What to do.
Copy out all lines where "world" appears.

Material provided.
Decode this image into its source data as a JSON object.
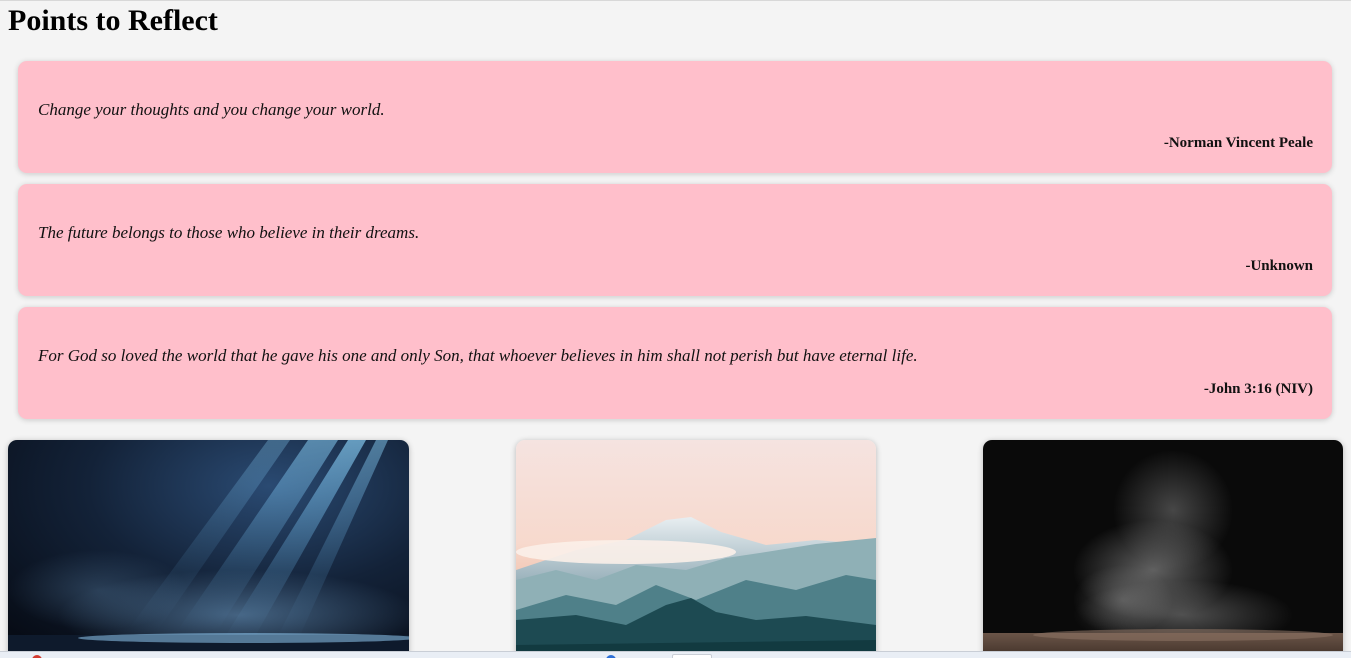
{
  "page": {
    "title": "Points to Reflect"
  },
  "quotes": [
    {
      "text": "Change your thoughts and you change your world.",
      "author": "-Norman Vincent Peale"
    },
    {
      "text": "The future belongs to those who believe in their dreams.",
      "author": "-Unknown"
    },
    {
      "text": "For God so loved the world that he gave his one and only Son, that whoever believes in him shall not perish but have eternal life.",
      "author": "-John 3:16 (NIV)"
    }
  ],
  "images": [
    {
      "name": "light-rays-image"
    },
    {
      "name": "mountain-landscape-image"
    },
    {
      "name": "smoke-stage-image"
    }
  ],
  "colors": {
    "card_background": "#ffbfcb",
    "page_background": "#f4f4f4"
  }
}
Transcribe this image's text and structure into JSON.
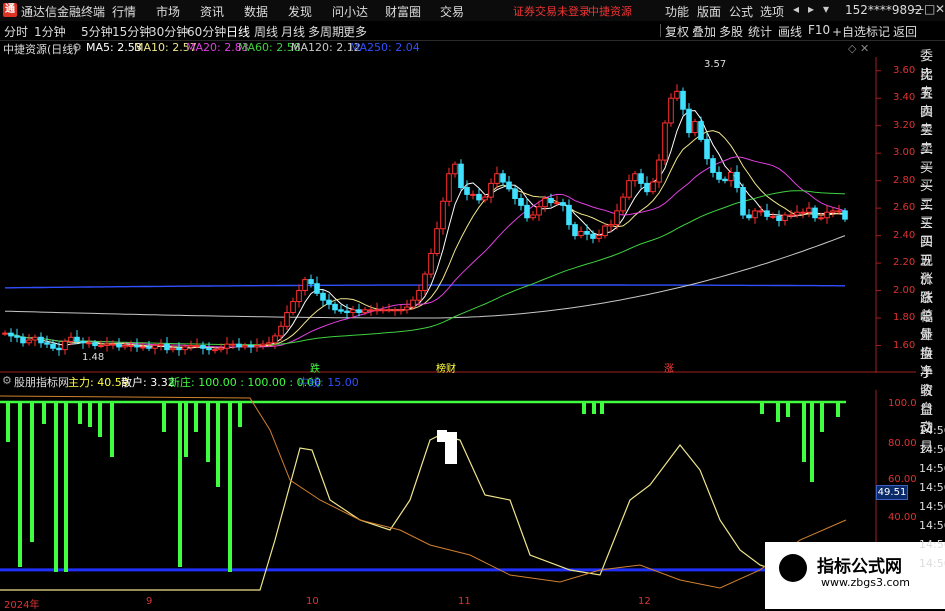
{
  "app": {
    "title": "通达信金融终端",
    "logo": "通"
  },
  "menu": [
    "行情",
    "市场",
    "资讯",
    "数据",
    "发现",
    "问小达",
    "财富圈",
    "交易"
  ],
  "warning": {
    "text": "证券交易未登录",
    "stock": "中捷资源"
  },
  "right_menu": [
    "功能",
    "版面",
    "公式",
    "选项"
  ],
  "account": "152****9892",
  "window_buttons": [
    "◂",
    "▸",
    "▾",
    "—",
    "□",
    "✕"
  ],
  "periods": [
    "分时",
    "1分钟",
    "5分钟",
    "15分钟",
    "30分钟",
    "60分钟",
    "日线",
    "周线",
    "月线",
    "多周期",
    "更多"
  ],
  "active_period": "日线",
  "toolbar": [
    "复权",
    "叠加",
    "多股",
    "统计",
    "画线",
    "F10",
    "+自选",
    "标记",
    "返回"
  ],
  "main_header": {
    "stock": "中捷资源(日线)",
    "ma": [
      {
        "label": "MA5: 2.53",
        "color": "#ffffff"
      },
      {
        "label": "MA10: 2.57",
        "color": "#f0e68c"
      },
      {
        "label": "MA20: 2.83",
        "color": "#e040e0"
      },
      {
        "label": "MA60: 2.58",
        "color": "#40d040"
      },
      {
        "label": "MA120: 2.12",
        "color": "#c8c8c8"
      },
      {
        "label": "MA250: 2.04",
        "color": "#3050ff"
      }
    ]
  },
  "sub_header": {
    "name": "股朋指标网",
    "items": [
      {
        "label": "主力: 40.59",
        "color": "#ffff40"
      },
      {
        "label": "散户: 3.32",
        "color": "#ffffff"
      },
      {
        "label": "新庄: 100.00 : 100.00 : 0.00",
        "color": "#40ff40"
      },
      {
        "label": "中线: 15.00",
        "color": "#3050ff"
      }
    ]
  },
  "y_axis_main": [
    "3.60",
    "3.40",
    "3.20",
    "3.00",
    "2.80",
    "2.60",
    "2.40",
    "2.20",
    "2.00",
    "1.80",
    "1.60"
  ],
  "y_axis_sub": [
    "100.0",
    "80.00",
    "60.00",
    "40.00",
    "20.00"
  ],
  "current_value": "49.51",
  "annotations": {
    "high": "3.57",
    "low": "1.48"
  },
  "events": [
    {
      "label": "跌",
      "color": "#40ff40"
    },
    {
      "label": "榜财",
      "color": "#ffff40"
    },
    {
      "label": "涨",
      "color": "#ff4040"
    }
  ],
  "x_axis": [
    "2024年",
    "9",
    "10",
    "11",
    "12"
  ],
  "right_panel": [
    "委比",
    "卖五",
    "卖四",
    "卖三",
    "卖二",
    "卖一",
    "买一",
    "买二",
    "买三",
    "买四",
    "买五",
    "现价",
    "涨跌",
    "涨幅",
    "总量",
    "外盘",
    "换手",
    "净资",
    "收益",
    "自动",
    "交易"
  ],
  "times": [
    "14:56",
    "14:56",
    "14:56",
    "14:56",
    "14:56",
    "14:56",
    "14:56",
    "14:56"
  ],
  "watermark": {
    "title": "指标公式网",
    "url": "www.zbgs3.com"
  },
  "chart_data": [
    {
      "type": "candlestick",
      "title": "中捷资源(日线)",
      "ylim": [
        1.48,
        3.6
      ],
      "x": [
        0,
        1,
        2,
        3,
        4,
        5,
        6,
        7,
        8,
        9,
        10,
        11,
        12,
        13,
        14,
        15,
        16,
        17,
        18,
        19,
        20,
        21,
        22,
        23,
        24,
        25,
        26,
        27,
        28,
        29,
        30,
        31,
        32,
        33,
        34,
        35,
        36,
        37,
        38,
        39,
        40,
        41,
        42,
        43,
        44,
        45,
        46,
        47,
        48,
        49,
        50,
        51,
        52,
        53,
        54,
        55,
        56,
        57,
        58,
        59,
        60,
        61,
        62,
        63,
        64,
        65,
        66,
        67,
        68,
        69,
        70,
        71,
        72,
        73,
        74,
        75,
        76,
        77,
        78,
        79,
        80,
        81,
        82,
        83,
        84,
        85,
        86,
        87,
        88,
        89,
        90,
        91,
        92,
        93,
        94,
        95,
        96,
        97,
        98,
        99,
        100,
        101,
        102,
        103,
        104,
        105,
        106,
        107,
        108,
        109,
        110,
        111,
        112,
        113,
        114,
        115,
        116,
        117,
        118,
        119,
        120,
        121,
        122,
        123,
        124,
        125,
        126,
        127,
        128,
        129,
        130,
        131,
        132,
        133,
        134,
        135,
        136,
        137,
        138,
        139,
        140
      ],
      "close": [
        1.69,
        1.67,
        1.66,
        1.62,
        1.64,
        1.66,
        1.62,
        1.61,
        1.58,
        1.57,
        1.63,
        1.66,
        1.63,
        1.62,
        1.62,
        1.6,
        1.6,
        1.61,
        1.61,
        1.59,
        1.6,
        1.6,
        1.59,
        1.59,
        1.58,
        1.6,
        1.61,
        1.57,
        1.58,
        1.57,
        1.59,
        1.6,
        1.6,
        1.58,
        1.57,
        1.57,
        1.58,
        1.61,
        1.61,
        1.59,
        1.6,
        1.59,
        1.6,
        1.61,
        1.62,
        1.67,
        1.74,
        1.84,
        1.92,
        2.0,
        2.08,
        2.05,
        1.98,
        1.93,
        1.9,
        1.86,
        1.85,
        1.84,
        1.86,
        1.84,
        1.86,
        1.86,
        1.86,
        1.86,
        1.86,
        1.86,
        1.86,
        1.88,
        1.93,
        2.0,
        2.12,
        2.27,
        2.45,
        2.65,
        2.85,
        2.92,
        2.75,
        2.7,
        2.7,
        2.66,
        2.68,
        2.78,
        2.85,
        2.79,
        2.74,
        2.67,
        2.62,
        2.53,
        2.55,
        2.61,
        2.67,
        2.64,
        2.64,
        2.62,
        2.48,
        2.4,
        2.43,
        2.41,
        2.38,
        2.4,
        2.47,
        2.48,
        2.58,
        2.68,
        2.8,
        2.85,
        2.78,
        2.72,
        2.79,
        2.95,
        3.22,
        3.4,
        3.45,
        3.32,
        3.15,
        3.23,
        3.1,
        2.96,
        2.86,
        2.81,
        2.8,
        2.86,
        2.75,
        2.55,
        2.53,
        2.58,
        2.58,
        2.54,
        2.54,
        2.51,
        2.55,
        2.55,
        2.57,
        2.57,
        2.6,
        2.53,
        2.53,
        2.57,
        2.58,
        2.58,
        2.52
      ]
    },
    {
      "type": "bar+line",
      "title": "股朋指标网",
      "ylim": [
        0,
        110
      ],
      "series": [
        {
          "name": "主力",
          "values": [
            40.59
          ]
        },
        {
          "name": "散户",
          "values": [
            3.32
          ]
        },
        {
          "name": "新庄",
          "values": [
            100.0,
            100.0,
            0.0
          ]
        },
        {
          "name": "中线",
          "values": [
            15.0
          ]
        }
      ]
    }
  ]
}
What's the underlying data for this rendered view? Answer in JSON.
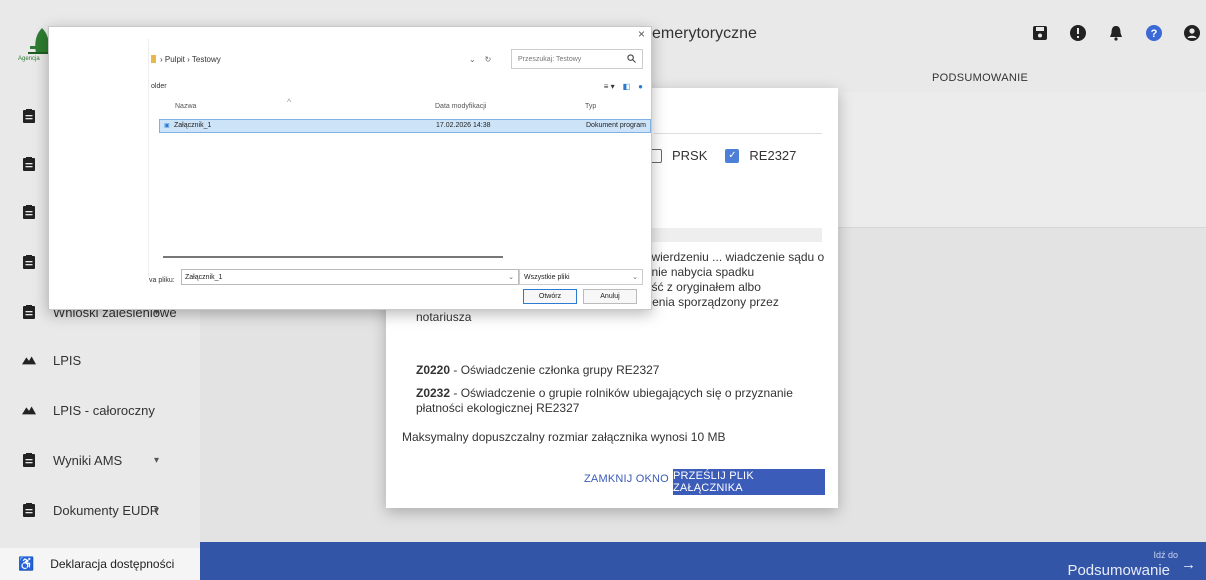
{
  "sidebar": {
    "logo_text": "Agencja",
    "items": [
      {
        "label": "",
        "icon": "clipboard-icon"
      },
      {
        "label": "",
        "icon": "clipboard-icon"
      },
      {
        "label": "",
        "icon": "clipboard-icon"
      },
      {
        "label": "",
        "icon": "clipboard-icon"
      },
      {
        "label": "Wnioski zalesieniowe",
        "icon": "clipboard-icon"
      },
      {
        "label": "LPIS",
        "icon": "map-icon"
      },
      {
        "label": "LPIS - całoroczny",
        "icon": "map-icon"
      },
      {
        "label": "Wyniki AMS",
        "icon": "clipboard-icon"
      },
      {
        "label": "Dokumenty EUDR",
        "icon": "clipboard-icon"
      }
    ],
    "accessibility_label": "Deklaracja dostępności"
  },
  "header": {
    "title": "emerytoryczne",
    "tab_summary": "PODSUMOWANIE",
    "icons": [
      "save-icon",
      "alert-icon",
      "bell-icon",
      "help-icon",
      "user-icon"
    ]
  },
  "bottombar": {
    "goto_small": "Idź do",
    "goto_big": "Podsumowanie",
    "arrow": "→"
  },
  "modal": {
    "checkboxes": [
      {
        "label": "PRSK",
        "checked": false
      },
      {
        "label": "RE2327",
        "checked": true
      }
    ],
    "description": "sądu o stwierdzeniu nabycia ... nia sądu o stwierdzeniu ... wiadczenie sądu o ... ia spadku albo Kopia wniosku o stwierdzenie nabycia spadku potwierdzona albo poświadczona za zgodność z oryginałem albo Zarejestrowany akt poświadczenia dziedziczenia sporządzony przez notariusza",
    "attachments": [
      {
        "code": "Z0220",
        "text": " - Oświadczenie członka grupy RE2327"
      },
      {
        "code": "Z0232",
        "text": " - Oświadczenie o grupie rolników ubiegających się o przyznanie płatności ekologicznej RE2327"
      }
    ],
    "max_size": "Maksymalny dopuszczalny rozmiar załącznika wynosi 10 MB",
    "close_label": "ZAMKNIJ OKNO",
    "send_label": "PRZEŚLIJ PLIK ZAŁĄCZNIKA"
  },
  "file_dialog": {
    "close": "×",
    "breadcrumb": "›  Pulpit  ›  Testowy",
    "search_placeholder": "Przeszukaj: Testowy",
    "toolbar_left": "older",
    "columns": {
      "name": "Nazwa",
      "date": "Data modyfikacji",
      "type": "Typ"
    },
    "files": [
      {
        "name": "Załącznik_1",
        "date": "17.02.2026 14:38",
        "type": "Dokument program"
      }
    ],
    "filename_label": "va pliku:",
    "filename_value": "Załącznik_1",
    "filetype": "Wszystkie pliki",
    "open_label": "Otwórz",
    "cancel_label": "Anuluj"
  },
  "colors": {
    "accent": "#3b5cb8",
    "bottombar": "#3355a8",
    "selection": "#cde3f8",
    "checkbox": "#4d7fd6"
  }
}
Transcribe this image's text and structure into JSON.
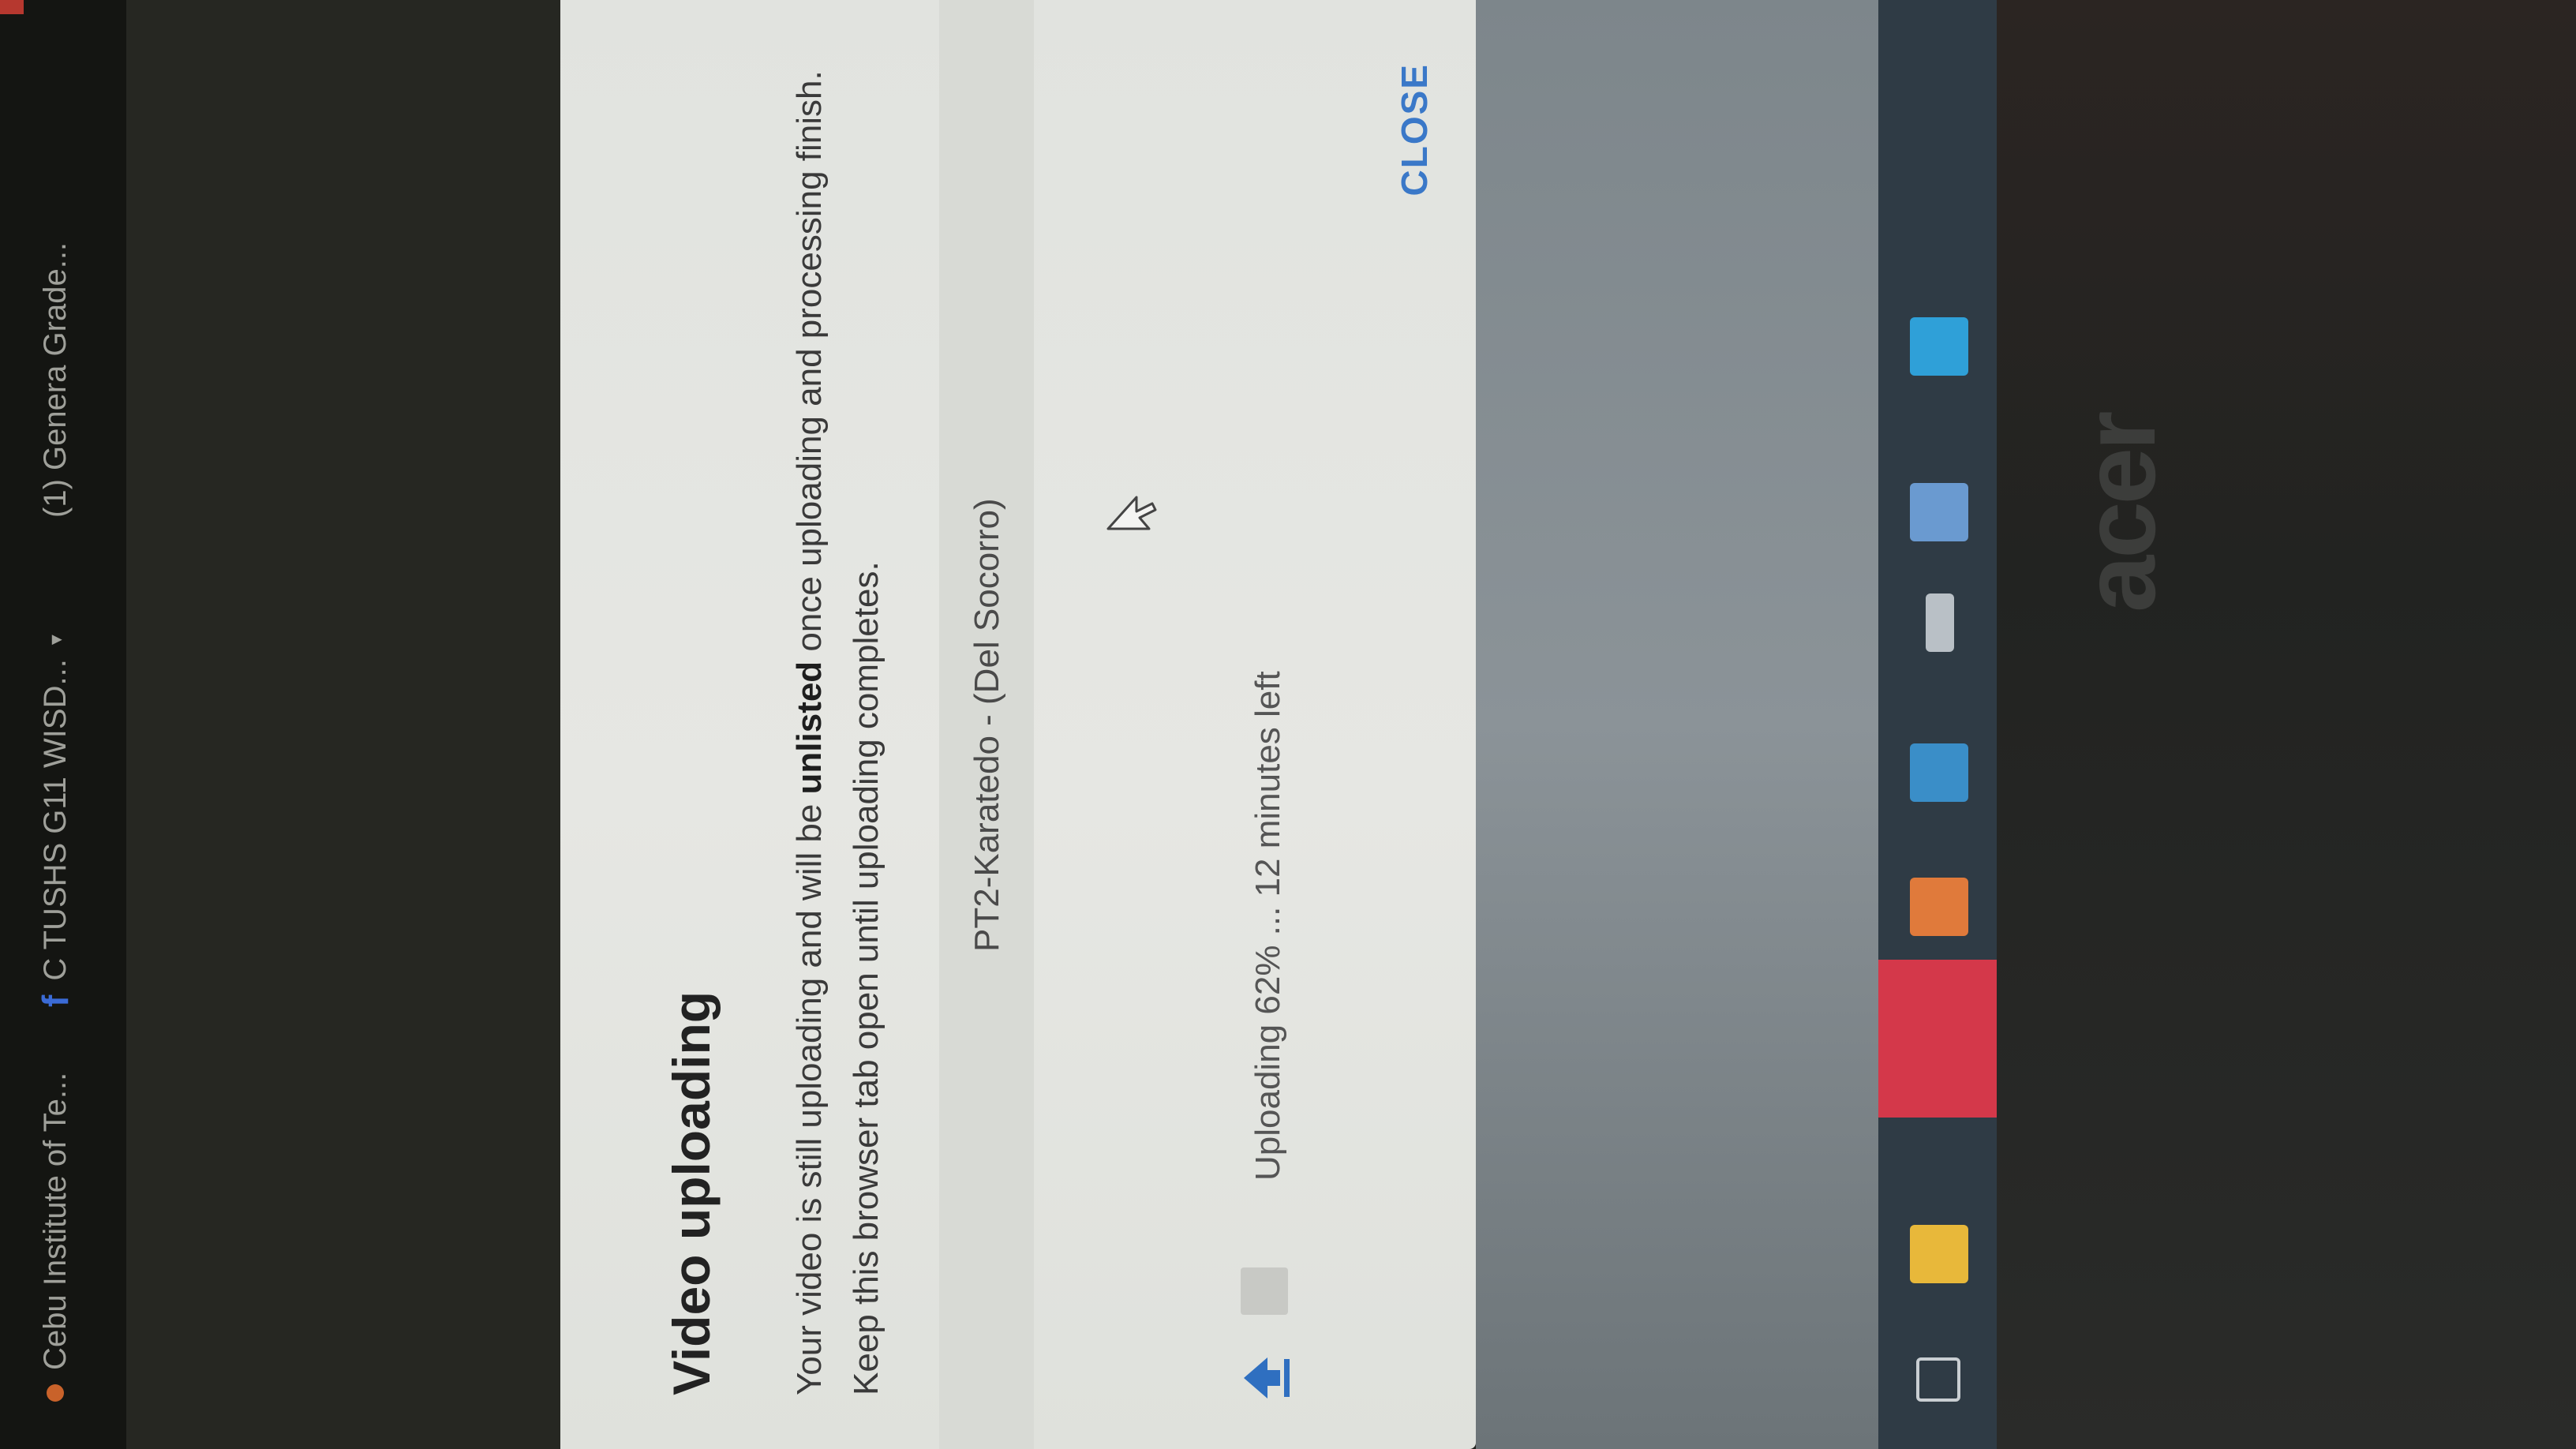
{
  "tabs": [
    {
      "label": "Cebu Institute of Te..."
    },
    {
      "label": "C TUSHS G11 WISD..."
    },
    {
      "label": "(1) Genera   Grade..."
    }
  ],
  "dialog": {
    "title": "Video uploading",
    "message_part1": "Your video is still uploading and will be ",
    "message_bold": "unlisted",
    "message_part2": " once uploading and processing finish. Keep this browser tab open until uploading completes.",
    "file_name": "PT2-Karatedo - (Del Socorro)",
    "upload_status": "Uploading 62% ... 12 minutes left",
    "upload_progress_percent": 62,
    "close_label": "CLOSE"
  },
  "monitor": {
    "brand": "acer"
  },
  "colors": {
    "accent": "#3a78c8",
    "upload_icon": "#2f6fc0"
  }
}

Completed exercise.
      "text": "Change your thoughts and you change your world.",
      "text": "For God so loved the world that he gave his one and only Son, that whoever believes in him shall not perish but have eternal life.",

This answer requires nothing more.